TEXTAUSZUG:

Tobias Groten vor Rückzug? Tobit-Chef überrascht mit Facebook-Post

mlzAhauser Software-Entwickler

Ein Facebook-Post sorgte am Donnerstagnachmittag für großes Aufsehen. Tobias Groten deutete hierin seinen Rückzug als Vorstand von Tobit Software an. Viele Fragen bleiben offen.

Ahaus

, 12.03.2020, 18:26 Uhr / Lesedauer: 1 min

Tobias Groten, CEO und Gründer des Ahauser Software-Unternehmens „Tobit Software“, hat am Donnerstagnachmittag auf der Plattform Facebook seinen Rückzug angedeutet. In Bezug auf die abgesagte hauseigene „Pushcon“ (wir berichteten) schrieb Groten: „Auf meine ‚Digital Bedtime Story’ in zwei Wochen hatte ich mich schon sehr gefreut! Weniger, weil es schließlich mein letzter Auftritt als Vorstand von Tobit Software gewesen wäre, sondern weil ich so viele wirklich spannende Dinge zu erzählen gehabt hätte.“

Anders als die anderen Programmpunkte der Pushcon habe er seine Keynote ersatzlos gestrichen. Die Begründung: „Für das, was ich hätte sagen wollen, hätte es dieses besondere Ereignis gebraucht.“ Konkreter wird er in seinem Posting nicht. Allerdings steht das Ahauser Software-Unternehmen wohl vor einer Zäsur. Auf der Tobit-Homepage heißt es: „Wir möchten die Gelegenheit (Einschränkungen durch das Coronavirus, d. Red.) nutzen, um ein paar größere Umbauarbeiten an unserem Unternehmen vorzunehmen.“

Tobias Groten: „Ein paar grundlegende Dinge neu sortieren.“

Und auch Tobias Groten schreibt in seinem Posting: „Ich halte ein bisschen die Füße still, mach so dies und das und nutze die Zeit, um ein paar grundlegende Dinge neu zu sortieren.“ Was er genau damit meint und ob er dem Unternehmen in anderer Funktion erhalten bleiben würde, ist völlig offen. Tobit Software ohne Tobias Groten ist allerdings kaum vorstellbar.

ZU ERLEDIGENDE SCHRITTE:
[1] Übersetze bitte folgenden Satz aus dem Artikel über Tobias Groten ins Englische: „Ein Facebook-Post sorgte am Donnerstagnachmittag für großes Aufsehen.“
[2] Was wäre die „Digital Bedtime Story“ laut dem Artikel über Tobias Groten für ihn gewesen?
[3] Stimmen diese Aussagen mit dem Artikel über Tobias Groten überein? Antworte jeweils mit Ja oder Nein und zitiere die entscheidenden Worte.
(a) Groten hat seine Keynote ersatzlos gestrichen.
(b) Es steht fest, dass Groten dem Unternehmen in anderer Funktion erhalten bleibt.
(c) Groten hat Tobit Software gegründet.

BEREITGESTELLTE EINTRÄGE:
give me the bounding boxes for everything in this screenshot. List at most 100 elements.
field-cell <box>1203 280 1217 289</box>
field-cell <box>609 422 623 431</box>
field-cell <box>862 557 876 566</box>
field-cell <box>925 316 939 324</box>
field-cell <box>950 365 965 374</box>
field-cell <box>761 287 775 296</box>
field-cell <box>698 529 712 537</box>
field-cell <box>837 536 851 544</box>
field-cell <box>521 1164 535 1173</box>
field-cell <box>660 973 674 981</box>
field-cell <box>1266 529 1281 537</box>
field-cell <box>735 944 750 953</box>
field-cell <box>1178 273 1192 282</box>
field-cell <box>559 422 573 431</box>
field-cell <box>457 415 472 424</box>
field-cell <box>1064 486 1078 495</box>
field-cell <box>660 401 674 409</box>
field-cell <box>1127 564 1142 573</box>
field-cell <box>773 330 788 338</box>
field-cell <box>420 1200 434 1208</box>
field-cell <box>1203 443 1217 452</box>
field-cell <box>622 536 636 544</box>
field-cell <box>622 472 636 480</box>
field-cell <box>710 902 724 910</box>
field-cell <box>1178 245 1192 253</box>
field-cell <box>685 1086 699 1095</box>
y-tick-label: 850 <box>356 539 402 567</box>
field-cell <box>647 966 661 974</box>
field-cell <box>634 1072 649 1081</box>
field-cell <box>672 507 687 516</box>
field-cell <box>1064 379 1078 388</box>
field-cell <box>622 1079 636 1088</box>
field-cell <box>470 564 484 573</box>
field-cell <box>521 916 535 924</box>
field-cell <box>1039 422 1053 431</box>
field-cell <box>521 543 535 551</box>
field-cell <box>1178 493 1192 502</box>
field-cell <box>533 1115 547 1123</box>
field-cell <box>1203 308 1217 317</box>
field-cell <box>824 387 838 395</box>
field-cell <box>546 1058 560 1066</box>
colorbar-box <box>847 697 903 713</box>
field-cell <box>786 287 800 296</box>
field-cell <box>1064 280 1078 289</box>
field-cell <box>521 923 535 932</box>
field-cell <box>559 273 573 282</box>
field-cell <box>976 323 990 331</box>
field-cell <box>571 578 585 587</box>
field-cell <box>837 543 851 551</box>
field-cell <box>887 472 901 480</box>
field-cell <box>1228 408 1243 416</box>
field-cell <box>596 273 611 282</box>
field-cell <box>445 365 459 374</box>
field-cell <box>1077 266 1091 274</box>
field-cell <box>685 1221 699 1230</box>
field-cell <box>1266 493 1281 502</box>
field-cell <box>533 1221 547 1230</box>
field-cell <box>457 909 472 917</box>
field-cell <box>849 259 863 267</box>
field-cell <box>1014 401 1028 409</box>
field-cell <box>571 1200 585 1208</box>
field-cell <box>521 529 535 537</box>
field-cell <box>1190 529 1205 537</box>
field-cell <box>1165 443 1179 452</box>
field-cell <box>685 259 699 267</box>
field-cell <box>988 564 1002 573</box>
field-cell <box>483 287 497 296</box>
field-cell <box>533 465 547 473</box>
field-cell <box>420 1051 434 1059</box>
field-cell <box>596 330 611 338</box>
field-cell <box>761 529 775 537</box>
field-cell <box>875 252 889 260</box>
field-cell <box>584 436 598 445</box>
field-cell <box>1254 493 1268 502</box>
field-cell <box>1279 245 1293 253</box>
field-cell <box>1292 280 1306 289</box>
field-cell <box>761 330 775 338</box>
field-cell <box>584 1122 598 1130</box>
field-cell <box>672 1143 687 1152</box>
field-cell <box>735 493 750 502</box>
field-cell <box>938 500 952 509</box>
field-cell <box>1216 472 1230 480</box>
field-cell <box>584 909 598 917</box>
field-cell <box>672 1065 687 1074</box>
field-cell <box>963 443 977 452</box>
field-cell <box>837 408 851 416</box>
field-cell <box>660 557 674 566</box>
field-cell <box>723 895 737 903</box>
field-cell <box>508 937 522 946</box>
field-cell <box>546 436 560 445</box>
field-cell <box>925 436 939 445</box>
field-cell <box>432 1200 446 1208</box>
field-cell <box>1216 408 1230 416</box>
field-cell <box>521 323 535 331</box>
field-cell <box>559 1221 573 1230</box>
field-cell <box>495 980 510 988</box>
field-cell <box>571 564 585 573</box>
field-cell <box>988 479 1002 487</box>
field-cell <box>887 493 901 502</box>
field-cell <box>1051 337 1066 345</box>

LÖSUNGEN ZUR ÜBUNG:
[1] A Facebook post caused a great stir on Thursday afternoon.

[2] Sein letzter Auftritt als Vorstand von Tobit Software.

[3]
(a) Ja: „habe er seine Keynote ersatzlos gestrichen“
(b) Nein: „ob er dem Unternehmen in anderer Funktion erhalten bleiben würde, ist völlig offen“
(c) Ja: „CEO und Gründer des Ahauser Software-Unternehmens“